Short task:
Under this task are some entries; return every one of them exactly.

Data for the task:
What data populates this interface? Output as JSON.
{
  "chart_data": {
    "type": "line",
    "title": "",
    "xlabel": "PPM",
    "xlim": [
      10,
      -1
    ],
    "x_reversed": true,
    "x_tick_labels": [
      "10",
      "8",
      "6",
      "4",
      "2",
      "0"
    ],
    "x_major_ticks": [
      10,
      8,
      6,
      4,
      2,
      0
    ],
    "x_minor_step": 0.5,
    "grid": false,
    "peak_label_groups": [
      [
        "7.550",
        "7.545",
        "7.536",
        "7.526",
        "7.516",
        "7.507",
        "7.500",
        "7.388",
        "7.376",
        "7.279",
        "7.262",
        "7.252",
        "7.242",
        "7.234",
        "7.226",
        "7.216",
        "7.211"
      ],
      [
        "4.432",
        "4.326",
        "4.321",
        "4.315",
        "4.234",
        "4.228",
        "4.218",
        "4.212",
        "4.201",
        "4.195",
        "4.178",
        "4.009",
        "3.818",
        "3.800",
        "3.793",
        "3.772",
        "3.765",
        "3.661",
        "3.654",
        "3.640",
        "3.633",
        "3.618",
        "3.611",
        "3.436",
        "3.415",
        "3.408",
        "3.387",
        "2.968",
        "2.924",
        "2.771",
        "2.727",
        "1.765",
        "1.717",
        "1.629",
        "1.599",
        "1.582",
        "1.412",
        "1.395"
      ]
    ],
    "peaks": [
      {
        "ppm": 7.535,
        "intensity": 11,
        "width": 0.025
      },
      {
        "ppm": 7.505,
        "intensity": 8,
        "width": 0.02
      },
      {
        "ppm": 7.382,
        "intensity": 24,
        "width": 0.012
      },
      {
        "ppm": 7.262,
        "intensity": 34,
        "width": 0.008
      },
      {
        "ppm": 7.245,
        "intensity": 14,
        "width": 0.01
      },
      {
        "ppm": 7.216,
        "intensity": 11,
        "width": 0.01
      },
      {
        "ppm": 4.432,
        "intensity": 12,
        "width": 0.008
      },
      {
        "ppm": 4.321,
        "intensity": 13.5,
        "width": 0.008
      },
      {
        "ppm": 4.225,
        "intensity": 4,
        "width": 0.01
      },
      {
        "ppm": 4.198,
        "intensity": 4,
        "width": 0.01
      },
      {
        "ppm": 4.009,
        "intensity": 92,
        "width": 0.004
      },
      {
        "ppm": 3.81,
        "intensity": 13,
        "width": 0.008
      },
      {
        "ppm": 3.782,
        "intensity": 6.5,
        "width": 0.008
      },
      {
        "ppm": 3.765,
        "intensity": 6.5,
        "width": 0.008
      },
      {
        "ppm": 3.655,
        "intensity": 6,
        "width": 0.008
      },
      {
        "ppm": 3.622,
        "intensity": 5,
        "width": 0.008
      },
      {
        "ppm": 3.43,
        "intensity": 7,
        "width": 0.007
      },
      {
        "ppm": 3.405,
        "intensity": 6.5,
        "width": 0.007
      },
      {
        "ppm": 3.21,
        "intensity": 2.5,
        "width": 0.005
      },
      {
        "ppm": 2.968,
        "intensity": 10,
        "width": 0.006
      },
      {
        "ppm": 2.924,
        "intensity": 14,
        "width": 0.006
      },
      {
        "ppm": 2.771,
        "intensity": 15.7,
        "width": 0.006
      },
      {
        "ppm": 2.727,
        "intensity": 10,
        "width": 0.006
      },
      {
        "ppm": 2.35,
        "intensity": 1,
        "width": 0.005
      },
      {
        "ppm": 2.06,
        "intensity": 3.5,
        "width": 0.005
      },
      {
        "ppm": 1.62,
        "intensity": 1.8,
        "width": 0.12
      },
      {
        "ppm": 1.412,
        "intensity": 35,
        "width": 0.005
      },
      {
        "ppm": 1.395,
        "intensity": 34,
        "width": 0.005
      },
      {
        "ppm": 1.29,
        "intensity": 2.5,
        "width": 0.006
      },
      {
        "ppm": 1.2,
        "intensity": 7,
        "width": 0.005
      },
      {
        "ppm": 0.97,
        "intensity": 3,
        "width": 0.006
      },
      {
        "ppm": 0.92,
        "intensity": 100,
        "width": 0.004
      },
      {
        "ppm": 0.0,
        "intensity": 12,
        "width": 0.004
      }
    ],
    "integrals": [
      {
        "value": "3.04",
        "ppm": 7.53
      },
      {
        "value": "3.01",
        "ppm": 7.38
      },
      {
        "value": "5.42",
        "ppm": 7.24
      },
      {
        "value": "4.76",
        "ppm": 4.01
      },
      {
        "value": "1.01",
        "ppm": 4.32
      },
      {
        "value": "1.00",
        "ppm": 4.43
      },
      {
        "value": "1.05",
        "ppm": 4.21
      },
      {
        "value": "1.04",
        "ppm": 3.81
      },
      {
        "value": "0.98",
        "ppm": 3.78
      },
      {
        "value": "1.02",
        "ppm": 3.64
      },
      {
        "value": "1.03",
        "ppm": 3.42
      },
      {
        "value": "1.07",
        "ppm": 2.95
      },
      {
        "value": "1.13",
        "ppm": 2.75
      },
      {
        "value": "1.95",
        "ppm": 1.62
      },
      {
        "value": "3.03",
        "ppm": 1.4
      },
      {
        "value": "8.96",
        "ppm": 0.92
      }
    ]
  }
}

Written solution:
What data populates this interface? Output as JSON.
{
  "chart_data": {
    "type": "line",
    "title": "",
    "xlabel": "PPM",
    "xlim": [
      10,
      -1
    ],
    "x_reversed": true,
    "x_tick_labels": [
      "10",
      "8",
      "6",
      "4",
      "2",
      "0"
    ],
    "x_major_ticks": [
      10,
      8,
      6,
      4,
      2,
      0
    ],
    "x_minor_step": 0.5,
    "grid": false,
    "peak_label_groups": [
      [
        "7.550",
        "7.545",
        "7.536",
        "7.526",
        "7.516",
        "7.507",
        "7.500",
        "7.388",
        "7.376",
        "7.279",
        "7.262",
        "7.252",
        "7.242",
        "7.234",
        "7.226",
        "7.216",
        "7.211"
      ],
      [
        "4.432",
        "4.326",
        "4.321",
        "4.315",
        "4.234",
        "4.228",
        "4.218",
        "4.212",
        "4.201",
        "4.195",
        "4.178",
        "4.009",
        "3.818",
        "3.800",
        "3.793",
        "3.772",
        "3.765",
        "3.661",
        "3.654",
        "3.640",
        "3.633",
        "3.618",
        "3.611",
        "3.436",
        "3.415",
        "3.408",
        "3.387",
        "2.968",
        "2.924",
        "2.771",
        "2.727",
        "1.765",
        "1.717",
        "1.629",
        "1.599",
        "1.582",
        "1.412",
        "1.395"
      ]
    ],
    "peaks": [
      {
        "ppm": 7.535,
        "intensity": 11,
        "width": 0.025
      },
      {
        "ppm": 7.505,
        "intensity": 8,
        "width": 0.02
      },
      {
        "ppm": 7.382,
        "intensity": 24,
        "width": 0.012
      },
      {
        "ppm": 7.262,
        "intensity": 34,
        "width": 0.008
      },
      {
        "ppm": 7.245,
        "intensity": 14,
        "width": 0.01
      },
      {
        "ppm": 7.216,
        "intensity": 11,
        "width": 0.01
      },
      {
        "ppm": 4.432,
        "intensity": 12,
        "width": 0.008
      },
      {
        "ppm": 4.321,
        "intensity": 13.5,
        "width": 0.008
      },
      {
        "ppm": 4.225,
        "intensity": 4,
        "width": 0.01
      },
      {
        "ppm": 4.198,
        "intensity": 4,
        "width": 0.01
      },
      {
        "ppm": 4.009,
        "intensity": 92,
        "width": 0.004
      },
      {
        "ppm": 3.81,
        "intensity": 13,
        "width": 0.008
      },
      {
        "ppm": 3.782,
        "intensity": 6.5,
        "width": 0.008
      },
      {
        "ppm": 3.765,
        "intensity": 6.5,
        "width": 0.008
      },
      {
        "ppm": 3.655,
        "intensity": 6,
        "width": 0.008
      },
      {
        "ppm": 3.622,
        "intensity": 5,
        "width": 0.008
      },
      {
        "ppm": 3.43,
        "intensity": 7,
        "width": 0.007
      },
      {
        "ppm": 3.405,
        "intensity": 6.5,
        "width": 0.007
      },
      {
        "ppm": 3.21,
        "intensity": 2.5,
        "width": 0.005
      },
      {
        "ppm": 2.968,
        "intensity": 10,
        "width": 0.006
      },
      {
        "ppm": 2.924,
        "intensity": 14,
        "width": 0.006
      },
      {
        "ppm": 2.771,
        "intensity": 15.7,
        "width": 0.006
      },
      {
        "ppm": 2.727,
        "intensity": 10,
        "width": 0.006
      },
      {
        "ppm": 2.35,
        "intensity": 1,
        "width": 0.005
      },
      {
        "ppm": 2.06,
        "intensity": 3.5,
        "width": 0.005
      },
      {
        "ppm": 1.62,
        "intensity": 1.8,
        "width": 0.12
      },
      {
        "ppm": 1.412,
        "intensity": 35,
        "width": 0.005
      },
      {
        "ppm": 1.395,
        "intensity": 34,
        "width": 0.005
      },
      {
        "ppm": 1.29,
        "intensity": 2.5,
        "width": 0.006
      },
      {
        "ppm": 1.2,
        "intensity": 7,
        "width": 0.005
      },
      {
        "ppm": 0.97,
        "intensity": 3,
        "width": 0.006
      },
      {
        "ppm": 0.92,
        "intensity": 100,
        "width": 0.004
      },
      {
        "ppm": 0.0,
        "intensity": 12,
        "width": 0.004
      }
    ],
    "integrals": [
      {
        "value": "3.04",
        "ppm": 7.53
      },
      {
        "value": "3.01",
        "ppm": 7.38
      },
      {
        "value": "5.42",
        "ppm": 7.24
      },
      {
        "value": "4.76",
        "ppm": 4.01
      },
      {
        "value": "1.01",
        "ppm": 4.32
      },
      {
        "value": "1.00",
        "ppm": 4.43
      },
      {
        "value": "1.05",
        "ppm": 4.21
      },
      {
        "value": "1.04",
        "ppm": 3.81
      },
      {
        "value": "0.98",
        "ppm": 3.78
      },
      {
        "value": "1.02",
        "ppm": 3.64
      },
      {
        "value": "1.03",
        "ppm": 3.42
      },
      {
        "value": "1.07",
        "ppm": 2.95
      },
      {
        "value": "1.13",
        "ppm": 2.75
      },
      {
        "value": "1.95",
        "ppm": 1.62
      },
      {
        "value": "3.03",
        "ppm": 1.4
      },
      {
        "value": "8.96",
        "ppm": 0.92
      }
    ]
  }
}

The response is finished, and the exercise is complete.